• **What you need to do**:
Exactly repeat the material, dropping only the pictures.
═════ Data listing ═════
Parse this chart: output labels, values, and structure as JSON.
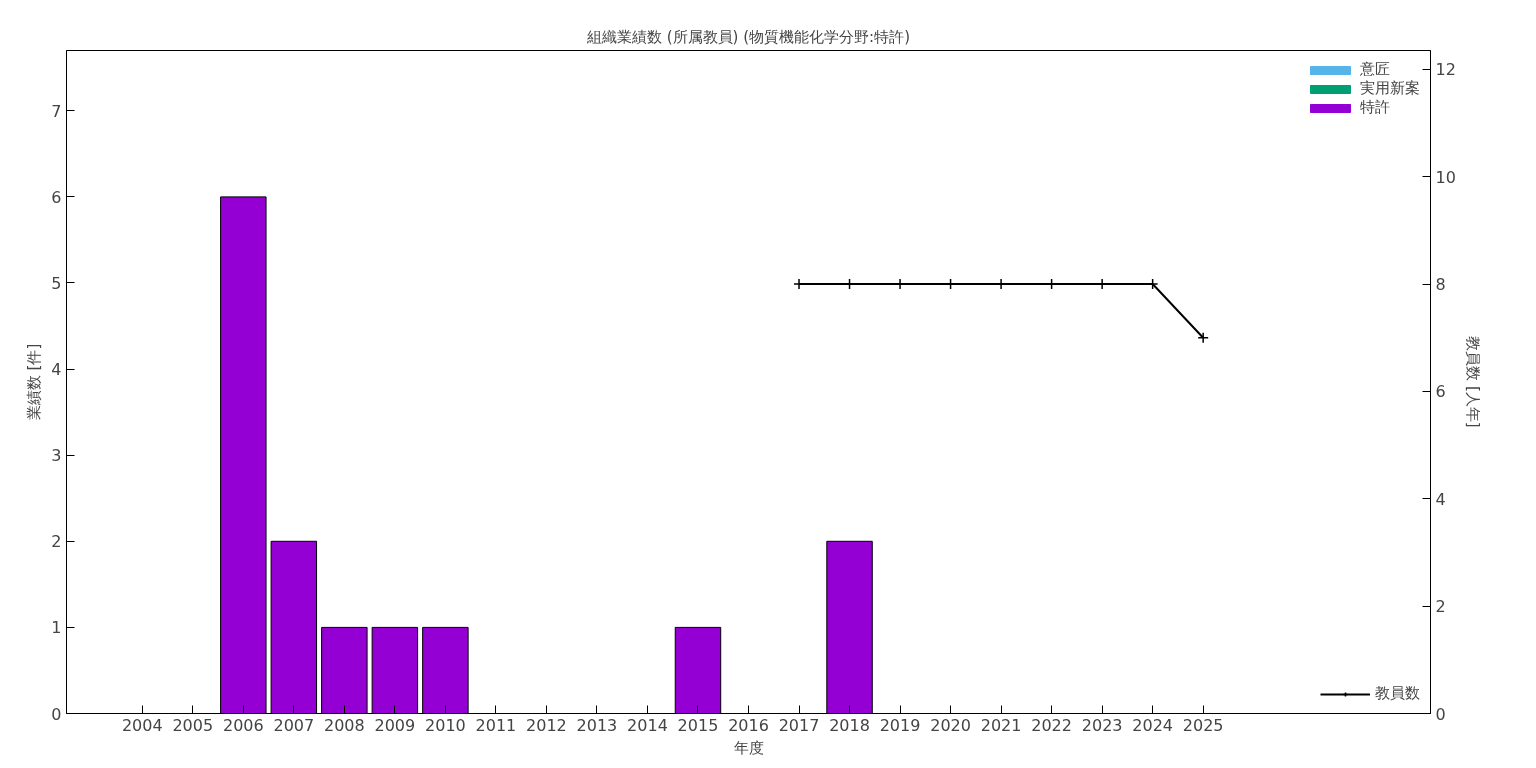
{
  "chart_data": {
    "type": "bar",
    "title": "組織業績数 (所属教員) (物質機能化学分野:特許)",
    "xlabel": "年度",
    "ylabel": "業績数 [件]",
    "y2label": "教員数 [人年]",
    "categories": [
      null,
      "2004",
      "2005",
      "2006",
      "2007",
      "2008",
      "2009",
      "2010",
      "2011",
      "2012",
      "2013",
      "2014",
      "2015",
      "2016",
      "2017",
      "2018",
      "2019",
      "2020",
      "2021",
      "2022",
      "2023",
      "2024",
      "2025",
      null,
      null,
      null,
      null
    ],
    "stacked": true,
    "series": [
      {
        "name": "意匠",
        "color": "#56b4e9",
        "values": [
          null,
          0,
          0,
          0,
          0,
          0,
          0,
          0,
          0,
          0,
          0,
          0,
          0,
          0,
          0,
          0,
          0,
          0,
          0,
          0,
          0,
          0,
          0,
          null,
          null,
          null,
          null
        ]
      },
      {
        "name": "実用新案",
        "color": "#009e73",
        "values": [
          null,
          0,
          0,
          0,
          0,
          0,
          0,
          0,
          0,
          0,
          0,
          0,
          0,
          0,
          0,
          0,
          0,
          0,
          0,
          0,
          0,
          0,
          0,
          null,
          null,
          null,
          null
        ]
      },
      {
        "name": "特許",
        "color": "#9400d3",
        "values": [
          null,
          0,
          0,
          6,
          2,
          1,
          1,
          1,
          0,
          0,
          0,
          0,
          1,
          0,
          0,
          2,
          0,
          0,
          0,
          0,
          0,
          0,
          0,
          null,
          null,
          null,
          null
        ]
      },
      {
        "name": "教員数",
        "type": "line",
        "axis": "y2",
        "color": "#000000",
        "marker": "cross",
        "values": [
          null,
          null,
          null,
          null,
          null,
          null,
          null,
          null,
          null,
          null,
          null,
          null,
          null,
          null,
          8,
          8,
          8,
          8,
          8,
          8,
          8,
          8,
          7,
          null,
          null,
          null,
          null
        ]
      }
    ],
    "ylim": [
      0,
      7.7
    ],
    "yticks": [
      0,
      1,
      2,
      3,
      4,
      5,
      6,
      7
    ],
    "y2lim": [
      0,
      12.35
    ],
    "y2ticks": [
      0,
      2,
      4,
      6,
      8,
      10,
      12
    ],
    "grid": false,
    "legend": "top right"
  }
}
═════
• **Final answer**:
Parse this chart: output labels, values, and structure as JSON.
{
  "chart_data": {
    "type": "bar",
    "title": "組織業績数 (所属教員) (物質機能化学分野:特許)",
    "xlabel": "年度",
    "ylabel": "業績数 [件]",
    "y2label": "教員数 [人年]",
    "categories": [
      null,
      "2004",
      "2005",
      "2006",
      "2007",
      "2008",
      "2009",
      "2010",
      "2011",
      "2012",
      "2013",
      "2014",
      "2015",
      "2016",
      "2017",
      "2018",
      "2019",
      "2020",
      "2021",
      "2022",
      "2023",
      "2024",
      "2025",
      null,
      null,
      null,
      null
    ],
    "stacked": true,
    "series": [
      {
        "name": "意匠",
        "color": "#56b4e9",
        "values": [
          null,
          0,
          0,
          0,
          0,
          0,
          0,
          0,
          0,
          0,
          0,
          0,
          0,
          0,
          0,
          0,
          0,
          0,
          0,
          0,
          0,
          0,
          0,
          null,
          null,
          null,
          null
        ]
      },
      {
        "name": "実用新案",
        "color": "#009e73",
        "values": [
          null,
          0,
          0,
          0,
          0,
          0,
          0,
          0,
          0,
          0,
          0,
          0,
          0,
          0,
          0,
          0,
          0,
          0,
          0,
          0,
          0,
          0,
          0,
          null,
          null,
          null,
          null
        ]
      },
      {
        "name": "特許",
        "color": "#9400d3",
        "values": [
          null,
          0,
          0,
          6,
          2,
          1,
          1,
          1,
          0,
          0,
          0,
          0,
          1,
          0,
          0,
          2,
          0,
          0,
          0,
          0,
          0,
          0,
          0,
          null,
          null,
          null,
          null
        ]
      },
      {
        "name": "教員数",
        "type": "line",
        "axis": "y2",
        "color": "#000000",
        "marker": "cross",
        "values": [
          null,
          null,
          null,
          null,
          null,
          null,
          null,
          null,
          null,
          null,
          null,
          null,
          null,
          null,
          8,
          8,
          8,
          8,
          8,
          8,
          8,
          8,
          7,
          null,
          null,
          null,
          null
        ]
      }
    ],
    "ylim": [
      0,
      7.7
    ],
    "yticks": [
      0,
      1,
      2,
      3,
      4,
      5,
      6,
      7
    ],
    "y2lim": [
      0,
      12.35
    ],
    "y2ticks": [
      0,
      2,
      4,
      6,
      8,
      10,
      12
    ],
    "grid": false,
    "legend": "top right"
  }
}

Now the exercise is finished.